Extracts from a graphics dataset
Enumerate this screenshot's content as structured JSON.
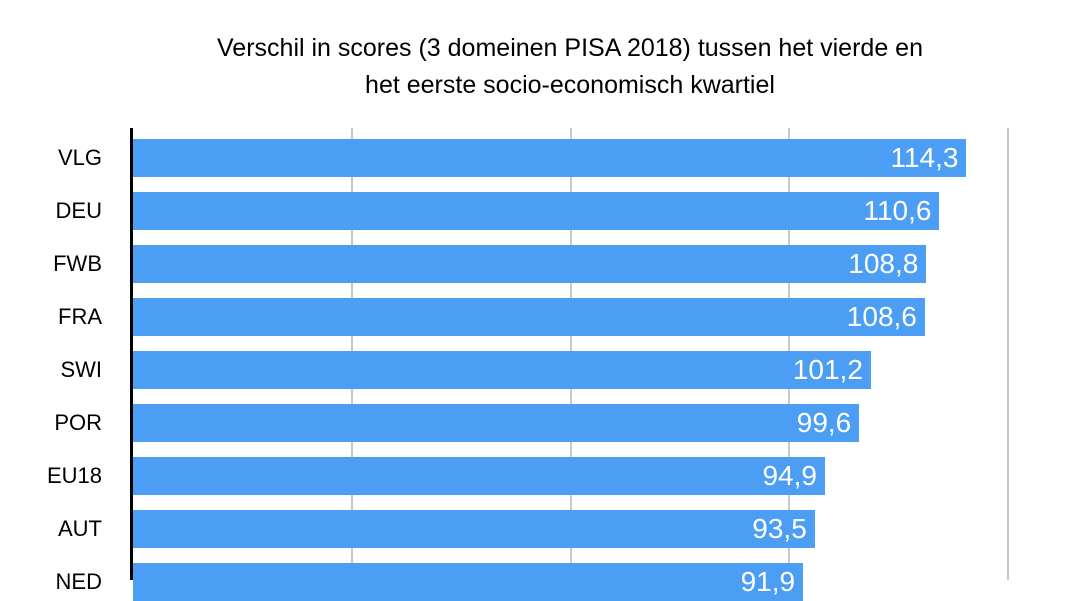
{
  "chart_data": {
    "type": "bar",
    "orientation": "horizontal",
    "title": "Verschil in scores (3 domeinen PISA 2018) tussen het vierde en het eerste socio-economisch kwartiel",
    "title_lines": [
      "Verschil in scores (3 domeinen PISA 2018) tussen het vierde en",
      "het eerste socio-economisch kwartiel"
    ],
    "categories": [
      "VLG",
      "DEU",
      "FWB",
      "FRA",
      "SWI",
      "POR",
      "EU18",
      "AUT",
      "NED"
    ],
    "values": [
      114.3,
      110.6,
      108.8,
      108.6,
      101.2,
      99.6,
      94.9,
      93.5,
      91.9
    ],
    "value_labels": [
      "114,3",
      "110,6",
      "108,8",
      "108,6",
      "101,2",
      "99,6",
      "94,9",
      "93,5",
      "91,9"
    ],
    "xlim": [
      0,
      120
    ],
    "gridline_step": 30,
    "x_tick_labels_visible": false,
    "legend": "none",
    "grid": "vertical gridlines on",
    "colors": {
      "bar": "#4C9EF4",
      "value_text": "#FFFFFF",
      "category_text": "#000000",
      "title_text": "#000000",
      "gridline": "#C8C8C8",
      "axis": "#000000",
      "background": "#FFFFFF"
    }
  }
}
---
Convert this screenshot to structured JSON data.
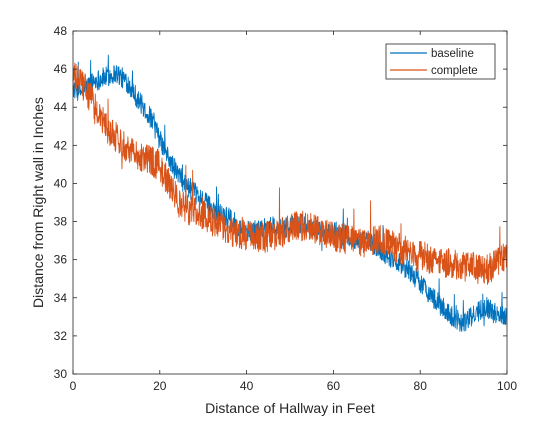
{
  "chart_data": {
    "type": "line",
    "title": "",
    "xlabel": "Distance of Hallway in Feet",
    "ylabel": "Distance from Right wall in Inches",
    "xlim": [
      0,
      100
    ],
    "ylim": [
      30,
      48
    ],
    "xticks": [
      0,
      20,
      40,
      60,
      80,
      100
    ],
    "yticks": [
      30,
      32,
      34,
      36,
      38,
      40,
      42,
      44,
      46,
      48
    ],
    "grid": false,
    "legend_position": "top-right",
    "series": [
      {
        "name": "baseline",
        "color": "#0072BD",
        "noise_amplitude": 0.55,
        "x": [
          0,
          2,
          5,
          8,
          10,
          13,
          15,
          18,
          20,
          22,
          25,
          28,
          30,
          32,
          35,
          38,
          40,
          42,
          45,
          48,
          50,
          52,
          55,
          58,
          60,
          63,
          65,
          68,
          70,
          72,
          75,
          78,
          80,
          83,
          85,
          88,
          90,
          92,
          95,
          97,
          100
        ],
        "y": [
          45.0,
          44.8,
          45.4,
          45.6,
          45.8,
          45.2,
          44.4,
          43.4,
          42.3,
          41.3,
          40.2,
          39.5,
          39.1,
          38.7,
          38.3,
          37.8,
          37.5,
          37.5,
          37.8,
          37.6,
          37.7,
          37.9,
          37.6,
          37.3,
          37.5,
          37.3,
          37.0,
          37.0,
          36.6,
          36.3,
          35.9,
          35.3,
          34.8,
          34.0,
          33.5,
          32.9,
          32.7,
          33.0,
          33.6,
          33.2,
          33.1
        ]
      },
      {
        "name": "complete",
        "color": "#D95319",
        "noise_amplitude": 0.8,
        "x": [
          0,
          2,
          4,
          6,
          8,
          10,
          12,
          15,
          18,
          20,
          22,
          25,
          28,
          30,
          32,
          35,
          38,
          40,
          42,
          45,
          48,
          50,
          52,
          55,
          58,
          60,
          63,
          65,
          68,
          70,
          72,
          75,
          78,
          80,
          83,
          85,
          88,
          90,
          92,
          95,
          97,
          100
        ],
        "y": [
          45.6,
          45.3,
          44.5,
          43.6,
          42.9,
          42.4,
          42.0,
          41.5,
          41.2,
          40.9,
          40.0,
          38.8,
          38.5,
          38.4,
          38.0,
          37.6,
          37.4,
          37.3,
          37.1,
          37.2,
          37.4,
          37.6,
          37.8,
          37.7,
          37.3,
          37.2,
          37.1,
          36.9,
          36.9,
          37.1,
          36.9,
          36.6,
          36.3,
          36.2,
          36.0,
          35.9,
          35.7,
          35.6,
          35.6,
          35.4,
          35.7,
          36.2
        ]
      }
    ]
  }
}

* _Aim of the exercise_:
Your task is to pick out every line with the string "economisch" and copy it.

* _Task response_:
    "title": "Verschil in scores (3 domeinen PISA 2018) tussen het vierde en het eerste socio-economisch kwartiel",
      "het eerste socio-economisch kwartiel"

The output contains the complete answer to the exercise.